Your instructions: Within the material below, find each line bearing the word "保持电压表示数" and present it.

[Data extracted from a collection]
⁂

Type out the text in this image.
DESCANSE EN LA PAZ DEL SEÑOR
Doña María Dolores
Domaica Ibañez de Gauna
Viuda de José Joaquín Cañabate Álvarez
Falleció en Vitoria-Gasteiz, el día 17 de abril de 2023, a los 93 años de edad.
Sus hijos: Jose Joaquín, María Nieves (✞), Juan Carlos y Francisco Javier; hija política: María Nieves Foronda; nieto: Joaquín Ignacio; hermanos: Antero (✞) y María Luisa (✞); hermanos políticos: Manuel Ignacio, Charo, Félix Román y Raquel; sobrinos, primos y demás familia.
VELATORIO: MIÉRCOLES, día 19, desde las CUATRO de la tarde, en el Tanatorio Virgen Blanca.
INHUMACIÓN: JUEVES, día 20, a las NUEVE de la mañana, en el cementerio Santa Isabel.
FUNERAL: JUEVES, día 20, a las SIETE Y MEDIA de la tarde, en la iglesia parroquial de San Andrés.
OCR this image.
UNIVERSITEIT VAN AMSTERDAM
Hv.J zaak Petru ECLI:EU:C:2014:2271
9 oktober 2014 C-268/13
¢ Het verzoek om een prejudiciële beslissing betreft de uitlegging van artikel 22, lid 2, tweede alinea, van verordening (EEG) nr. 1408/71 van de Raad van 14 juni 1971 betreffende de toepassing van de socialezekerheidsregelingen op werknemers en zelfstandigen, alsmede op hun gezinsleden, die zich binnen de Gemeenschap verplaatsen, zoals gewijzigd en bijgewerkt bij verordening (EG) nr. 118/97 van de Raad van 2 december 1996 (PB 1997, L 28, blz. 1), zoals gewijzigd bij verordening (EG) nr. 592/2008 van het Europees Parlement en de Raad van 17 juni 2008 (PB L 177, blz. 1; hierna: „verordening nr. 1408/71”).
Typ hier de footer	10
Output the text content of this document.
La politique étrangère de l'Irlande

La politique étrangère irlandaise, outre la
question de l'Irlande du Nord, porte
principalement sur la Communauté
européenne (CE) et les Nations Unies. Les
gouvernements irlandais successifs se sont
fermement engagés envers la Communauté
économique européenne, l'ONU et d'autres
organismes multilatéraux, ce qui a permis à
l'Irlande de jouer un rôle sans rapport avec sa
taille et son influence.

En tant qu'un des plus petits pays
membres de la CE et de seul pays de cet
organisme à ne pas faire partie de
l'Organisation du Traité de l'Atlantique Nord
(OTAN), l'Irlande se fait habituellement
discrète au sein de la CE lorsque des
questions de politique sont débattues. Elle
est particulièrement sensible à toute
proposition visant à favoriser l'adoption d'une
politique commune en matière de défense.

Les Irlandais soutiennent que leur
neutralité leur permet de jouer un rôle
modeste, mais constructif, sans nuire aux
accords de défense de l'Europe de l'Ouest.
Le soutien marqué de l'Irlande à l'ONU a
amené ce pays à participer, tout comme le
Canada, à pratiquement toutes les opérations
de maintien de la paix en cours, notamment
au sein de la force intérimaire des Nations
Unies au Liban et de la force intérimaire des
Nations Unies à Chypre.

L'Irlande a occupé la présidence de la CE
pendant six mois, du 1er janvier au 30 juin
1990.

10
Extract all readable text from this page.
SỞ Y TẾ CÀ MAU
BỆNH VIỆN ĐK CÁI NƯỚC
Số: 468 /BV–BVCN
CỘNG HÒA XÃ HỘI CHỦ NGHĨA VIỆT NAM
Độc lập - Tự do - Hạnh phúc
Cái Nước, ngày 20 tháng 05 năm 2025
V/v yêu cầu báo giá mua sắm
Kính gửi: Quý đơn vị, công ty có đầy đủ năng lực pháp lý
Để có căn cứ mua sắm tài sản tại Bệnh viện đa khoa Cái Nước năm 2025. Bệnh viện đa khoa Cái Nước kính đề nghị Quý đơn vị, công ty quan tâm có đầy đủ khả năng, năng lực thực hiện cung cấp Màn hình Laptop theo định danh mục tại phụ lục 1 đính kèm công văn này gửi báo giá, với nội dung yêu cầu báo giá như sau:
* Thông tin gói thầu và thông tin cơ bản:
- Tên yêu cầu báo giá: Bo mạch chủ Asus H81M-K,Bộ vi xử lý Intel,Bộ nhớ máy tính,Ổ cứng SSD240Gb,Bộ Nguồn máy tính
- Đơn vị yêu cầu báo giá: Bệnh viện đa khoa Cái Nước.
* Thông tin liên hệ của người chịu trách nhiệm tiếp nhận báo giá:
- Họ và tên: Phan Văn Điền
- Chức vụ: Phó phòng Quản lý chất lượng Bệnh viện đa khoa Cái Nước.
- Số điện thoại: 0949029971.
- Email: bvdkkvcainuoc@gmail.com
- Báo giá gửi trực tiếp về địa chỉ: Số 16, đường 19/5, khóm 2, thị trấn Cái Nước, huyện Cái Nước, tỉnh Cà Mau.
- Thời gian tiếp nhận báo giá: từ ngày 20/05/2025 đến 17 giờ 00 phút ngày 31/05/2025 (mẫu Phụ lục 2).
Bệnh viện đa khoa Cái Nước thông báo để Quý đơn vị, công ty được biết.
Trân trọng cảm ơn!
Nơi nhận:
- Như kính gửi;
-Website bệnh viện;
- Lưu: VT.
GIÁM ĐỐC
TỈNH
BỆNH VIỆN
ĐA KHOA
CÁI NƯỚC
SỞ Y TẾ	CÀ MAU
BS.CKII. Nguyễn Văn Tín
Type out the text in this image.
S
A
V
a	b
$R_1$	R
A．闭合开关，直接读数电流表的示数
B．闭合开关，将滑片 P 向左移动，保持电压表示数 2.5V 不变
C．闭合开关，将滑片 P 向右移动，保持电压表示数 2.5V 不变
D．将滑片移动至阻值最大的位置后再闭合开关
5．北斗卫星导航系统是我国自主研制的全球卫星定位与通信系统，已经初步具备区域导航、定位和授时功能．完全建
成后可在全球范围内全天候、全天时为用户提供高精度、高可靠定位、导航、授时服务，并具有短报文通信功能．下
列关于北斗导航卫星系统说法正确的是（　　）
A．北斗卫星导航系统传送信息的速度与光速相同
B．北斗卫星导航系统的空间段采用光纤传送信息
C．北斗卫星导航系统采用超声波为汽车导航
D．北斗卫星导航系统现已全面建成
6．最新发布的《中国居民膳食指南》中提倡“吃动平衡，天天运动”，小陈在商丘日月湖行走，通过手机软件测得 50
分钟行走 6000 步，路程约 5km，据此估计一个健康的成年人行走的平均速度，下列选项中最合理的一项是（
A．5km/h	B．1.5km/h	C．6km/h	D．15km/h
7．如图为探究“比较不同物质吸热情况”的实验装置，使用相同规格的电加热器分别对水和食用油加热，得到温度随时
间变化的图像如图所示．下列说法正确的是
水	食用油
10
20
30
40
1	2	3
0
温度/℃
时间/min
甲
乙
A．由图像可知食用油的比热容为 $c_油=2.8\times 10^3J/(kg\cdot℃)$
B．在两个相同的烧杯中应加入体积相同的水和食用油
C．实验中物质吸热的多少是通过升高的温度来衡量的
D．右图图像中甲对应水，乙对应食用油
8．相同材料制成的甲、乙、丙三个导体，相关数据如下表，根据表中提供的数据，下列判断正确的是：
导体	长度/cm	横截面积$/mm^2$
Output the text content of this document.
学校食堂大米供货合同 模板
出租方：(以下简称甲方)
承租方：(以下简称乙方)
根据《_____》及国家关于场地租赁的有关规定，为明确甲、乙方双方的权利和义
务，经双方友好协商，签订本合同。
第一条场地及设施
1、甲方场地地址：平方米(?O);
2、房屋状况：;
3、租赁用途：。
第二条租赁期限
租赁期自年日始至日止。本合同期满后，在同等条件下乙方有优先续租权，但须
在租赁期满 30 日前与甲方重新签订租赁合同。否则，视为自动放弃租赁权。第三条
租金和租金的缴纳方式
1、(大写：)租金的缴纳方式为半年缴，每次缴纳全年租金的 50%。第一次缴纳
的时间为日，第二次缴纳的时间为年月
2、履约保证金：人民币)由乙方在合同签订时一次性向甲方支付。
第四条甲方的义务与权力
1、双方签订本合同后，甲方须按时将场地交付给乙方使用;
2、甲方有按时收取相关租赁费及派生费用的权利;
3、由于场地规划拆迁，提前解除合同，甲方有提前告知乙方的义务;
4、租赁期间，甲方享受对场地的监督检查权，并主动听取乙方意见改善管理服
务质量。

⁂

Complete response:
B．闭合开关，将滑片 P 向左移动，保持电压表示数 2.5V 不变
C．闭合开关，将滑片 P 向右移动，保持电压表示数 2.5V 不变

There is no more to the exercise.